==== The input
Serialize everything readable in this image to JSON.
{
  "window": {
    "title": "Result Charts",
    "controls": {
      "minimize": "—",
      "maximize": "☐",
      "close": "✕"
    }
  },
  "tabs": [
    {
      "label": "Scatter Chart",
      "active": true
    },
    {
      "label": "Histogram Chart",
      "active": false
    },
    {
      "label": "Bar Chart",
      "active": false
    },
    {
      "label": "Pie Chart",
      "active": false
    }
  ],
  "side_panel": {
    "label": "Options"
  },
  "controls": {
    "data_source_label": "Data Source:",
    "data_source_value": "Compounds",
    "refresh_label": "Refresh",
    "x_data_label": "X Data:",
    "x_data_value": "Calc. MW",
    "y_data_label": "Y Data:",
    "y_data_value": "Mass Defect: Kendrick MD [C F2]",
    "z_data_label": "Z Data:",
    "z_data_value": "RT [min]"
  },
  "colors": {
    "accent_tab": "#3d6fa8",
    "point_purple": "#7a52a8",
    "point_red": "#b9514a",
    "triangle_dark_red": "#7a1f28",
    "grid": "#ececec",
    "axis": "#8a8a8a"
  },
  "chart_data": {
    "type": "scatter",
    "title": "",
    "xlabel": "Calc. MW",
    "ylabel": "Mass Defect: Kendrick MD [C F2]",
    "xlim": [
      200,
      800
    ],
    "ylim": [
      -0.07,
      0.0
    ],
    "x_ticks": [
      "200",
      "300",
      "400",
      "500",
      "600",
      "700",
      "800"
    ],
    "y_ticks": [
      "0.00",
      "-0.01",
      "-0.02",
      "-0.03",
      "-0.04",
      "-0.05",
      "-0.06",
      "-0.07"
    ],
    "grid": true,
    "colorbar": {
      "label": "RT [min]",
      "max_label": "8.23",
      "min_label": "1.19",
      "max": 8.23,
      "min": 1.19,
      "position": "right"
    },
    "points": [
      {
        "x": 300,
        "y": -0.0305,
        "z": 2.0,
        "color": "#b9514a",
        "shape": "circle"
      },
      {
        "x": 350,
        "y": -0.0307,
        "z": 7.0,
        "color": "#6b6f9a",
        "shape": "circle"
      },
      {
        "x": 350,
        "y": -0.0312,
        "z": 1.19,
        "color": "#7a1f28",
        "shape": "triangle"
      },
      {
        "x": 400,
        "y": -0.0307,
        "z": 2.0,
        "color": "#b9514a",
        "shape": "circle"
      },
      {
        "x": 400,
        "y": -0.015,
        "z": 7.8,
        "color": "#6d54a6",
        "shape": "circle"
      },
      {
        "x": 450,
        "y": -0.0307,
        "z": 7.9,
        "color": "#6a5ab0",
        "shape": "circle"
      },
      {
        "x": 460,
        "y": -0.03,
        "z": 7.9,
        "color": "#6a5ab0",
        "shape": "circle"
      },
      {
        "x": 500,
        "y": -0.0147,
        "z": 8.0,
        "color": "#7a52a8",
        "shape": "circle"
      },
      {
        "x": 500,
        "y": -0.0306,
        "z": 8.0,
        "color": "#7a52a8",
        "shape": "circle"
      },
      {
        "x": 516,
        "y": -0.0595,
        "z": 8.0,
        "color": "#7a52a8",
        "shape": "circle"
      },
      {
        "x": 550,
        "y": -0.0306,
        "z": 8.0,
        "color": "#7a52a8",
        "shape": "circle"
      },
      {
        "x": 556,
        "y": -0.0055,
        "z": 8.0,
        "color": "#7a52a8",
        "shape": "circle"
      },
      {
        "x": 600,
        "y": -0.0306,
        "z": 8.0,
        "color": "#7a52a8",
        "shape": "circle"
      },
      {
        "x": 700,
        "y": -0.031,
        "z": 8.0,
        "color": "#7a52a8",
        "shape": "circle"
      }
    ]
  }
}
========
■ Aim of the task: Above are the records; copy all of them exactly.

■ Response:
Serialize everything readable in this image to JSON.
{
  "window": {
    "title": "Result Charts",
    "controls": {
      "minimize": "—",
      "maximize": "☐",
      "close": "✕"
    }
  },
  "tabs": [
    {
      "label": "Scatter Chart",
      "active": true
    },
    {
      "label": "Histogram Chart",
      "active": false
    },
    {
      "label": "Bar Chart",
      "active": false
    },
    {
      "label": "Pie Chart",
      "active": false
    }
  ],
  "side_panel": {
    "label": "Options"
  },
  "controls": {
    "data_source_label": "Data Source:",
    "data_source_value": "Compounds",
    "refresh_label": "Refresh",
    "x_data_label": "X Data:",
    "x_data_value": "Calc. MW",
    "y_data_label": "Y Data:",
    "y_data_value": "Mass Defect: Kendrick MD [C F2]",
    "z_data_label": "Z Data:",
    "z_data_value": "RT [min]"
  },
  "colors": {
    "accent_tab": "#3d6fa8",
    "point_purple": "#7a52a8",
    "point_red": "#b9514a",
    "triangle_dark_red": "#7a1f28",
    "grid": "#ececec",
    "axis": "#8a8a8a"
  },
  "chart_data": {
    "type": "scatter",
    "title": "",
    "xlabel": "Calc. MW",
    "ylabel": "Mass Defect: Kendrick MD [C F2]",
    "xlim": [
      200,
      800
    ],
    "ylim": [
      -0.07,
      0.0
    ],
    "x_ticks": [
      "200",
      "300",
      "400",
      "500",
      "600",
      "700",
      "800"
    ],
    "y_ticks": [
      "0.00",
      "-0.01",
      "-0.02",
      "-0.03",
      "-0.04",
      "-0.05",
      "-0.06",
      "-0.07"
    ],
    "grid": true,
    "colorbar": {
      "label": "RT [min]",
      "max_label": "8.23",
      "min_label": "1.19",
      "max": 8.23,
      "min": 1.19,
      "position": "right"
    },
    "points": [
      {
        "x": 300,
        "y": -0.0305,
        "z": 2.0,
        "color": "#b9514a",
        "shape": "circle"
      },
      {
        "x": 350,
        "y": -0.0307,
        "z": 7.0,
        "color": "#6b6f9a",
        "shape": "circle"
      },
      {
        "x": 350,
        "y": -0.0312,
        "z": 1.19,
        "color": "#7a1f28",
        "shape": "triangle"
      },
      {
        "x": 400,
        "y": -0.0307,
        "z": 2.0,
        "color": "#b9514a",
        "shape": "circle"
      },
      {
        "x": 400,
        "y": -0.015,
        "z": 7.8,
        "color": "#6d54a6",
        "shape": "circle"
      },
      {
        "x": 450,
        "y": -0.0307,
        "z": 7.9,
        "color": "#6a5ab0",
        "shape": "circle"
      },
      {
        "x": 460,
        "y": -0.03,
        "z": 7.9,
        "color": "#6a5ab0",
        "shape": "circle"
      },
      {
        "x": 500,
        "y": -0.0147,
        "z": 8.0,
        "color": "#7a52a8",
        "shape": "circle"
      },
      {
        "x": 500,
        "y": -0.0306,
        "z": 8.0,
        "color": "#7a52a8",
        "shape": "circle"
      },
      {
        "x": 516,
        "y": -0.0595,
        "z": 8.0,
        "color": "#7a52a8",
        "shape": "circle"
      },
      {
        "x": 550,
        "y": -0.0306,
        "z": 8.0,
        "color": "#7a52a8",
        "shape": "circle"
      },
      {
        "x": 556,
        "y": -0.0055,
        "z": 8.0,
        "color": "#7a52a8",
        "shape": "circle"
      },
      {
        "x": 600,
        "y": -0.0306,
        "z": 8.0,
        "color": "#7a52a8",
        "shape": "circle"
      },
      {
        "x": 700,
        "y": -0.031,
        "z": 8.0,
        "color": "#7a52a8",
        "shape": "circle"
      }
    ]
  }
}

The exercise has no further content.